> TASK BRIEF
Tally the lines below that contain the word "featured", and give only that number.

## BEGIN DATA EXTRACT

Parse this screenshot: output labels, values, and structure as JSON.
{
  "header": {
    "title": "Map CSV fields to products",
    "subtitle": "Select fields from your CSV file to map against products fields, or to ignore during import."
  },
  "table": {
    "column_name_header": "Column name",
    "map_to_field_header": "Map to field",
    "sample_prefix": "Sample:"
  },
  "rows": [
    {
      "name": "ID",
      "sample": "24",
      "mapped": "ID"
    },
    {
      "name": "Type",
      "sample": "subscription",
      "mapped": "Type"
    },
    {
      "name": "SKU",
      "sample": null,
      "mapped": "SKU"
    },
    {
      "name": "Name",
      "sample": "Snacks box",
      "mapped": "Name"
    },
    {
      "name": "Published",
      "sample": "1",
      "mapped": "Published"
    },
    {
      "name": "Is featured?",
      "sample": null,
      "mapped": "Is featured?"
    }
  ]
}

## END DATA EXTRACT
## BEGIN DATA EXTRACT

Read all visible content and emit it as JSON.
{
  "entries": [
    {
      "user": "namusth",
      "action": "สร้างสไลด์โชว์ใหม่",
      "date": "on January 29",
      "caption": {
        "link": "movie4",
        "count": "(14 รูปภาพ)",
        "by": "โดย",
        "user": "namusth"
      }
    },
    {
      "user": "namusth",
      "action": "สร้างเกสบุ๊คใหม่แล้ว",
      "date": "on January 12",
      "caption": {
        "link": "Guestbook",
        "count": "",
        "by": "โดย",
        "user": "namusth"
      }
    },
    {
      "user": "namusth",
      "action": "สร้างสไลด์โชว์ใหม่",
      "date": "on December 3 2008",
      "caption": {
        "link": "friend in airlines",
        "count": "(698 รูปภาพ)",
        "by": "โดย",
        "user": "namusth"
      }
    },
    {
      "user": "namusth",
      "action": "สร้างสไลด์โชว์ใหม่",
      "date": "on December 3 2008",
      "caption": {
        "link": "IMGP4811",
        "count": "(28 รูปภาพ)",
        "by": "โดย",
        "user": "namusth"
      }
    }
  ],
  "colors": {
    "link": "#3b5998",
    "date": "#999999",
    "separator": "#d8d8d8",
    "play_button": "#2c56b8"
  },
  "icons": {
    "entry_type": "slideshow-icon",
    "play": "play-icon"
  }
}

## END DATA EXTRACT

> IN RESPONSE
2